WHAT THIS EXERCISE ASKS.
[A] List every sentence in the post about cutting hair and identity that ends with a question mark.
[B] Reproduce word for word the stretch of the post about cutting hair and identity from "Because when you" through "Dramatic, right?".

GIVEN PASSAGE.
╔══
Thursday, May 16, 2013

What am I?


I chopped my hair off a few years ago. And then I had an identity crisis.

Because when you have long hair and then suddenly you have short hair, your world changes. You meet people for the first time and know that their first impression of you is completely different than it might have been if they met you just the day before.

Any sophistication that I felt I may have had with my long hair was gone, and immediately I felt that I was supposed to be flirty and cute as I flung my new bob around.

Dramatic, right?
It was.
But I couldn't deny the fact that I felt a bit panicky about this aspect of my identity changing.

It reminds me that I connect myself to a lot of things that don't really matter. It's not just my hair. For a while it was my job. It's easy to get caught up in defining ourselves by the things we do or the image we portray. Maybe yours isn't the length of your hair.... but maybe it's something else?

And a lot of times I don't think we even really know what these things are until they are gone. The absence of these things in our lives makes us realize how much we identified ourselves by them, it makes us realize how much we clung to them as part of who we are.

I didn't realize how much I liked being a long-haired girl until I was suddenly a short-haired girl. I didn't realize how much I identified myself as an employee at my camp until I was no longer to make phone calls and say, 'Hi, this is Debbie with Camp Eagle...". Or when wearing Chacos didn't seem like appropriate attire for a job interview.
╚══
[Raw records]
╔══
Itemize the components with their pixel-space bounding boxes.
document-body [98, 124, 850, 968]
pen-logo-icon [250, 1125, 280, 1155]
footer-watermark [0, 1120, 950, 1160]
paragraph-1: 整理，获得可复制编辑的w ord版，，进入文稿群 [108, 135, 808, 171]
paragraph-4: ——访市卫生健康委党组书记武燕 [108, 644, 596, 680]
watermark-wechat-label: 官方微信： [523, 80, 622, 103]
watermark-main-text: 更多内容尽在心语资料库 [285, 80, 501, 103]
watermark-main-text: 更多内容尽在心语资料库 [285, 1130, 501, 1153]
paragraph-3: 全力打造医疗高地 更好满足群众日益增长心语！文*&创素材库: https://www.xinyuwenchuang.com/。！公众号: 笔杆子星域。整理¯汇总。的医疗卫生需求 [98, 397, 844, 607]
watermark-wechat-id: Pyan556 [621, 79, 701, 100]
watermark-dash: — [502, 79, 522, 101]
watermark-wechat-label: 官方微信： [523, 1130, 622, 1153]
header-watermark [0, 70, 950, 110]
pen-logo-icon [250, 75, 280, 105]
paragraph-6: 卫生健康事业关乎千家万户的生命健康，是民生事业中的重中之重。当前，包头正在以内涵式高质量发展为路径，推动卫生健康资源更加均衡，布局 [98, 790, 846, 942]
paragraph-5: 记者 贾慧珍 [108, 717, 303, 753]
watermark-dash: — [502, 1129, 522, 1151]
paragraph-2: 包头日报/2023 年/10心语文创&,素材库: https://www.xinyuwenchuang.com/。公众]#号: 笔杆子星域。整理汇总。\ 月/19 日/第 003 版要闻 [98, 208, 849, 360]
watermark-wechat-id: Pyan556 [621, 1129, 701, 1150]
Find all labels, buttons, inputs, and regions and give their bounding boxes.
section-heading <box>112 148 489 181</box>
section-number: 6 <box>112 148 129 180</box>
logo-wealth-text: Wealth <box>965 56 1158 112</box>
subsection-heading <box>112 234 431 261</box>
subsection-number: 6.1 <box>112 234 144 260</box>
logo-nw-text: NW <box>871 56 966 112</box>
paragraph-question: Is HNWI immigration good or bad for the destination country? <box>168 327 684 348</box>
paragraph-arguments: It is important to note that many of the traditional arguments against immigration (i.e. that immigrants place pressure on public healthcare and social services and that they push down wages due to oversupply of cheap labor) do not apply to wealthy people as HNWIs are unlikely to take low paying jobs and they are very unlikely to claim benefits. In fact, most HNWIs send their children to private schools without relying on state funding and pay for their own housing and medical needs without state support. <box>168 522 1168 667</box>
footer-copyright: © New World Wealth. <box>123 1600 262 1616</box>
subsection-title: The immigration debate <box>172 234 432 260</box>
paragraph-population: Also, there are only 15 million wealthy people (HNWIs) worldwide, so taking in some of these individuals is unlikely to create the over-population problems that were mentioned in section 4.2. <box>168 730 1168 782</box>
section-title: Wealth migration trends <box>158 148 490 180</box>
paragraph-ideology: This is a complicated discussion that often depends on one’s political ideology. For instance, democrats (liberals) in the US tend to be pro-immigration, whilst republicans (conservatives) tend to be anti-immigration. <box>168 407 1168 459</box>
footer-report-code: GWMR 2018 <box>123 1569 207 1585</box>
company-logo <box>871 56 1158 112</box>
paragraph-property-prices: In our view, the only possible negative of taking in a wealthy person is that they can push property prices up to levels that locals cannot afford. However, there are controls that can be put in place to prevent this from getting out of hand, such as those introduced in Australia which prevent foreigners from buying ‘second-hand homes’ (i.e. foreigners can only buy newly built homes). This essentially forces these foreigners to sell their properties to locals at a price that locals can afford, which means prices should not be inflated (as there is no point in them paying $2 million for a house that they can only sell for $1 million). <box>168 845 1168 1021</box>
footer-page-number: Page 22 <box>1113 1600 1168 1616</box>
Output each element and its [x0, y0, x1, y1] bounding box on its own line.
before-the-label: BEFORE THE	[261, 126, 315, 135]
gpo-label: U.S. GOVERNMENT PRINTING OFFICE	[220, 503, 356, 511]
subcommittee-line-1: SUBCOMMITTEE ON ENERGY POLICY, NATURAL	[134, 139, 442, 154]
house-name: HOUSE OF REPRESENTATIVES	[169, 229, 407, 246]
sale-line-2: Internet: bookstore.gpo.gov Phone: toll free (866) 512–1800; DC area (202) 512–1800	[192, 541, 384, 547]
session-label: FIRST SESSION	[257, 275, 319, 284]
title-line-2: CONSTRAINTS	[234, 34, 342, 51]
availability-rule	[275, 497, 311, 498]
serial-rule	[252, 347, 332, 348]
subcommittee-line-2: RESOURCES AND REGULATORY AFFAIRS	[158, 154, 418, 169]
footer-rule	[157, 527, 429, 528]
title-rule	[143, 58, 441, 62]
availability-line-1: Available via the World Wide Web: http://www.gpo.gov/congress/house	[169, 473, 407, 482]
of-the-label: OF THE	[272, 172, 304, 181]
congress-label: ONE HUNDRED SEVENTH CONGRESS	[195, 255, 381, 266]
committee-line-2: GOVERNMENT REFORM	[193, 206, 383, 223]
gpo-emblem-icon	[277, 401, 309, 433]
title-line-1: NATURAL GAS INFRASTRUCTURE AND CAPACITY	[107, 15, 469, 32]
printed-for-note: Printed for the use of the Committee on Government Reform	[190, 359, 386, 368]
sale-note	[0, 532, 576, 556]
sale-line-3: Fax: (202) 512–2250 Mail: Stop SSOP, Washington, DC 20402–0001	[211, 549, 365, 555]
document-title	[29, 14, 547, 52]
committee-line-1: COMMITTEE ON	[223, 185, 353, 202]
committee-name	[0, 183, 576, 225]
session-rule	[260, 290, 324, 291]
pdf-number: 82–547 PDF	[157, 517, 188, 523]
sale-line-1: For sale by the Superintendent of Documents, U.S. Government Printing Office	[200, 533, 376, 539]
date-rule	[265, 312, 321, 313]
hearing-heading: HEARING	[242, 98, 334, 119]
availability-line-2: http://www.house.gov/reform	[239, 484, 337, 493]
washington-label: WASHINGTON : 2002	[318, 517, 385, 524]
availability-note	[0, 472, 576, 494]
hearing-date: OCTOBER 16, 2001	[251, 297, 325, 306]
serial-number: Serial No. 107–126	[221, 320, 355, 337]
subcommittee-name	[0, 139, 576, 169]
╚══
SOLUTIONS TO THE EXERCISE.
[A]
- What am I?
- Dramatic, right?
- Maybe yours isn't the length of your hair.... but maybe it's something else?

[B]
Because when you have long hair and then suddenly you have short hair, your world changes. You meet people for the first time and know that their first impression of you is completely different than it might have been if they met you just the day before.

Any sophistication that I felt I may have had with my long hair was gone, and immediately I felt that I was supposed to be flirty and cute as I flung my new bob around.

Dramatic, right?